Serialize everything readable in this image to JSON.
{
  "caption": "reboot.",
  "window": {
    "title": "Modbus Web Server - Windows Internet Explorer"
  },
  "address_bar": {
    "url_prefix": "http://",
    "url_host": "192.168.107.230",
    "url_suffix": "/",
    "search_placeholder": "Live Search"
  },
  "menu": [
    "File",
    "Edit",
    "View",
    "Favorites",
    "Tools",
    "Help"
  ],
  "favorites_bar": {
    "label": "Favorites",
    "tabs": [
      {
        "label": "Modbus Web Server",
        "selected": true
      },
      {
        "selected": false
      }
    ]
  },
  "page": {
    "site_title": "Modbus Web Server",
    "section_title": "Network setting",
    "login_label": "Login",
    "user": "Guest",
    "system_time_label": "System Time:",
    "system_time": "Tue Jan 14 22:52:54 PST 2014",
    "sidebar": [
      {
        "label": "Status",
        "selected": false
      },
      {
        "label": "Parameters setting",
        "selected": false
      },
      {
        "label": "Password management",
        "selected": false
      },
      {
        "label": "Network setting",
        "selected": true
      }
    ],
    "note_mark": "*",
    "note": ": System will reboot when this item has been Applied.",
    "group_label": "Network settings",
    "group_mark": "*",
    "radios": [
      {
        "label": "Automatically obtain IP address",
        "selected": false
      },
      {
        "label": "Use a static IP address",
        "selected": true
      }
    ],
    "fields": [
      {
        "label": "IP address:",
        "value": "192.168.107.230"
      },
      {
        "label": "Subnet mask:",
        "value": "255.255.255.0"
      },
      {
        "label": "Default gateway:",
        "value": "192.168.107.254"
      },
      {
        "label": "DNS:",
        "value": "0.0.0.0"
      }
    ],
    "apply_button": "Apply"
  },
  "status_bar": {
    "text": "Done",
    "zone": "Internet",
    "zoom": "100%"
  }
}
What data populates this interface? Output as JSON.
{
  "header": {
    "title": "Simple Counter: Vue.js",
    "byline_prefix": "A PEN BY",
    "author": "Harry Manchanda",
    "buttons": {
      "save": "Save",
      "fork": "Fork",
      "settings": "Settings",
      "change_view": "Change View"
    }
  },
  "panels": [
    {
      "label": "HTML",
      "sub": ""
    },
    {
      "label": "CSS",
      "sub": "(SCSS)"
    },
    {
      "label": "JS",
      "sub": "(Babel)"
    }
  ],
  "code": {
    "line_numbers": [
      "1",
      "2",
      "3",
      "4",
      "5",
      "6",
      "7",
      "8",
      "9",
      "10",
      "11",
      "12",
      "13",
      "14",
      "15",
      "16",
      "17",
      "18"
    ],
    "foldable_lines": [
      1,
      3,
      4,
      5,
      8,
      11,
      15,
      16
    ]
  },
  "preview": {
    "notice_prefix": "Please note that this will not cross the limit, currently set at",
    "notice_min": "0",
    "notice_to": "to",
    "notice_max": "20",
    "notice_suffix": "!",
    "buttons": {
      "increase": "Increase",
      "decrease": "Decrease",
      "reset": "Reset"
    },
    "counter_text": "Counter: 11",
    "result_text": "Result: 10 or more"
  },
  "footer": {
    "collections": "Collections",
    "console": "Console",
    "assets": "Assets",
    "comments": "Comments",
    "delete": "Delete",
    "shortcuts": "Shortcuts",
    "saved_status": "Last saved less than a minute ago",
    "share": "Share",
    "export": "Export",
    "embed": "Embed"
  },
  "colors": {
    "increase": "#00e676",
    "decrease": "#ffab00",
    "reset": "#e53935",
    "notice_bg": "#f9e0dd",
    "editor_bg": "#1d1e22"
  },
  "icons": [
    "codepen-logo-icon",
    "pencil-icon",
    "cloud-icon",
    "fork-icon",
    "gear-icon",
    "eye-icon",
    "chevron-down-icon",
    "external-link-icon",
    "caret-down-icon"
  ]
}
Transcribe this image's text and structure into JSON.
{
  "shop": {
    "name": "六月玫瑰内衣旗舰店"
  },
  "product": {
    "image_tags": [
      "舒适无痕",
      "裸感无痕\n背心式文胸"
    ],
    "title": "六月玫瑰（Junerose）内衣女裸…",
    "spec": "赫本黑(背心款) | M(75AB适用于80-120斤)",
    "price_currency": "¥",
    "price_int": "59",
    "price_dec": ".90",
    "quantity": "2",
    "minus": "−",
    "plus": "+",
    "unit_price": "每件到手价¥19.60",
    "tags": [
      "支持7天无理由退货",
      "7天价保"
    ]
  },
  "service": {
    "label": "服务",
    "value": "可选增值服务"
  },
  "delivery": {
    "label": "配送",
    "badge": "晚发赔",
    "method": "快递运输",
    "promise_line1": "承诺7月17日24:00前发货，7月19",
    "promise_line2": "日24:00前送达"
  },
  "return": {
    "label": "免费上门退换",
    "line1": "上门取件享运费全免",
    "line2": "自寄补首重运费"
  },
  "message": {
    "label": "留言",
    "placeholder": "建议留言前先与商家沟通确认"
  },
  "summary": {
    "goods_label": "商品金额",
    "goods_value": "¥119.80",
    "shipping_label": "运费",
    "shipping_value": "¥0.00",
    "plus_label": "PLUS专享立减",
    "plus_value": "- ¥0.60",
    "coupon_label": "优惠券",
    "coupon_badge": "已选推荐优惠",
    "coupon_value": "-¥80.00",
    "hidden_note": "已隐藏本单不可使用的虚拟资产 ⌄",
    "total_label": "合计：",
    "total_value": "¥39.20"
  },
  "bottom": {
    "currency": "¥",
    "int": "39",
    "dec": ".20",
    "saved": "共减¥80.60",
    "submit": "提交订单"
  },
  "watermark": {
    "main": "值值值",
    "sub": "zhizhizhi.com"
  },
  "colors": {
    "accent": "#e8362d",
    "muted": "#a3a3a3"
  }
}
┄┄┄┄┄┄
Gather all lines where the word "JSON" appears.

Serialize everything readable in this image to JSON.
What data populates this interface? Output as JSON.
Transcribe this image's text and structure into JSON.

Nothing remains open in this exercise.